Search the material and gather each line with "this" in it.

**Data lines**
(begin)
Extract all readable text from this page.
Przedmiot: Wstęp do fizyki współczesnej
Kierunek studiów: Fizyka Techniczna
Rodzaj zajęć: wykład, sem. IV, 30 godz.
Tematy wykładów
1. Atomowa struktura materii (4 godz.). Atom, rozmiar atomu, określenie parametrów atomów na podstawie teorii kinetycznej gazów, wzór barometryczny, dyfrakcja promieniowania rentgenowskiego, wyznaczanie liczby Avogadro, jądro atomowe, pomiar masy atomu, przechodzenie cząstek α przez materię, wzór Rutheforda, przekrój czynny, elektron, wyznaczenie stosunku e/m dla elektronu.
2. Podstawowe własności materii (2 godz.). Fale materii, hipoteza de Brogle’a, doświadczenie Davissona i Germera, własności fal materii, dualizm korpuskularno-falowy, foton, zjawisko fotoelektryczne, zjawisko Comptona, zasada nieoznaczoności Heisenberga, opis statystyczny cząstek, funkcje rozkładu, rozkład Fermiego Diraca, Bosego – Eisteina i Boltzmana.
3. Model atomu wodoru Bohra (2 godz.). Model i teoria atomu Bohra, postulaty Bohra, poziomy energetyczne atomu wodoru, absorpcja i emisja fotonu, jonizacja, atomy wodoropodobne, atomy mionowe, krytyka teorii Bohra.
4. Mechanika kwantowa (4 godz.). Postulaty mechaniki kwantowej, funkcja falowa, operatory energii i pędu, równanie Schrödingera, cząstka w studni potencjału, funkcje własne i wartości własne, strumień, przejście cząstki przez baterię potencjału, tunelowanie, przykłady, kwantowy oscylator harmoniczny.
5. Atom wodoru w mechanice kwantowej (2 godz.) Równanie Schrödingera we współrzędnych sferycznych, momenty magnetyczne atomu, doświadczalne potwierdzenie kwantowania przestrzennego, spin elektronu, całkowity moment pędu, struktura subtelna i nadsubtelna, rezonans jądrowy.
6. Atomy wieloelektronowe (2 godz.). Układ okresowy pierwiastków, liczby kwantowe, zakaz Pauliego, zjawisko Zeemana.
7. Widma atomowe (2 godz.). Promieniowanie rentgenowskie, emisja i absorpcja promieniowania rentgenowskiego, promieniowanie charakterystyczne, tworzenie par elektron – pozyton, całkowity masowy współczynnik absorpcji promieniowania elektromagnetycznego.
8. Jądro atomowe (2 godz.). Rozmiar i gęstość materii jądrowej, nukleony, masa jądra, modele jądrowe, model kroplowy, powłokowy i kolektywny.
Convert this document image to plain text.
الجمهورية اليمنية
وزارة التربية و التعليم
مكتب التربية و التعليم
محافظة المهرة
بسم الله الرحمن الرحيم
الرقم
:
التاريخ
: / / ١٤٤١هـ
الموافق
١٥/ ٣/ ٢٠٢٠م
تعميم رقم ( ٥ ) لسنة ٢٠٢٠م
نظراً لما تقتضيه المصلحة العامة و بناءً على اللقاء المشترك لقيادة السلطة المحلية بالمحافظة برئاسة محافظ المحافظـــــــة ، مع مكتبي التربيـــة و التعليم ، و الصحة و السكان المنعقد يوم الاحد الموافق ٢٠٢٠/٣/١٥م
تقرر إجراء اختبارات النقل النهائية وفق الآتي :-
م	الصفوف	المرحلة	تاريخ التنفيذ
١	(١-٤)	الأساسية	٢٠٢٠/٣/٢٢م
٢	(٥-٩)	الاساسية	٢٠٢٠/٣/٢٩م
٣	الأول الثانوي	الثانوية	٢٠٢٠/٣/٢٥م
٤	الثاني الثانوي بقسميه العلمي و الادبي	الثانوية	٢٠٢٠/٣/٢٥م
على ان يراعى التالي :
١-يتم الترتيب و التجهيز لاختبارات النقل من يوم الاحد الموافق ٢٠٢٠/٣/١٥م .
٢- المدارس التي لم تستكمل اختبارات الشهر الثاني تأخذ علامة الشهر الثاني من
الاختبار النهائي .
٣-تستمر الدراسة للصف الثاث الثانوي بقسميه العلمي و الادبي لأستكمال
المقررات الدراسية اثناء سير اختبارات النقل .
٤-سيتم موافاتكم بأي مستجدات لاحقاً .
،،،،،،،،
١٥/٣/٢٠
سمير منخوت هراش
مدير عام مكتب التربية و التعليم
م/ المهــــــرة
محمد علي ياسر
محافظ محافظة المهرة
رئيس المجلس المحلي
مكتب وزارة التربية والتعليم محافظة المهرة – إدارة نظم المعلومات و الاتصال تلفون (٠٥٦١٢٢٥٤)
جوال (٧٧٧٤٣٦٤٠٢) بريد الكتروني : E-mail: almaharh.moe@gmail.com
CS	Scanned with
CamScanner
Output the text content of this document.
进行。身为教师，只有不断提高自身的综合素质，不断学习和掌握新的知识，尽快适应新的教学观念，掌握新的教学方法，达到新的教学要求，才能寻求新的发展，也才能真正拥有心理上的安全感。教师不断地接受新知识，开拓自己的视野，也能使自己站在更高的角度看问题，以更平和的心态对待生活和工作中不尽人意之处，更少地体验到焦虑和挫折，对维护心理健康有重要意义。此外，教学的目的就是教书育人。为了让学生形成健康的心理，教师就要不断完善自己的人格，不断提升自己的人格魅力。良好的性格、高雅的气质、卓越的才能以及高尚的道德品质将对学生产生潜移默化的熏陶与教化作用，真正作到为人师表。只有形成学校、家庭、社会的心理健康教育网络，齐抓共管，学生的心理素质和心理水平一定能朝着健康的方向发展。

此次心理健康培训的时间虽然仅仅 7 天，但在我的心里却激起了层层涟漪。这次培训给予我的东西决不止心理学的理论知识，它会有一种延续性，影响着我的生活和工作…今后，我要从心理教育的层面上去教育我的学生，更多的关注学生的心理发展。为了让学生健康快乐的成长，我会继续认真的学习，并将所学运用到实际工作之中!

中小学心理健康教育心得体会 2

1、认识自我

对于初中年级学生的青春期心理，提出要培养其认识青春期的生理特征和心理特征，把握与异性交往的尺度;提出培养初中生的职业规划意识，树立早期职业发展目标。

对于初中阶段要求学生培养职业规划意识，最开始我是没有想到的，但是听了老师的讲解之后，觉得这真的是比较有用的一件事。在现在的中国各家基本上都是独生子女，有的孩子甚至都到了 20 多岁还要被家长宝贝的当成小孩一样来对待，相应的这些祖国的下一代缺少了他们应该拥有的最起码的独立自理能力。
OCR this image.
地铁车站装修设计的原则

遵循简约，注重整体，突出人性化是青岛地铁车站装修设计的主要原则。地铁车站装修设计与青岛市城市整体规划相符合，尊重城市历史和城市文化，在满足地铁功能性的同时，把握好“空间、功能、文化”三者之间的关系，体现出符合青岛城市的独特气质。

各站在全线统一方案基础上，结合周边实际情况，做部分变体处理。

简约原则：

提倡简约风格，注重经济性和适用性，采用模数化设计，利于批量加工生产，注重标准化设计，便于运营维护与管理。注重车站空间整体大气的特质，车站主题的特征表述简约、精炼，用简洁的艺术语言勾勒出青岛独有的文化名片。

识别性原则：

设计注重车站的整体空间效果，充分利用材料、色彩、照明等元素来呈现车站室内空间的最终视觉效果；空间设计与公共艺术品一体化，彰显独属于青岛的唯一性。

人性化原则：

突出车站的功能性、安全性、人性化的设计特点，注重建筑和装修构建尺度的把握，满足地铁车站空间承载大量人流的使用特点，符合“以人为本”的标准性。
(end)
**Exercise solution**
Extract all readable text from this page.
Convert this document image to plain text.
Output the text content of this document.
OCR this image.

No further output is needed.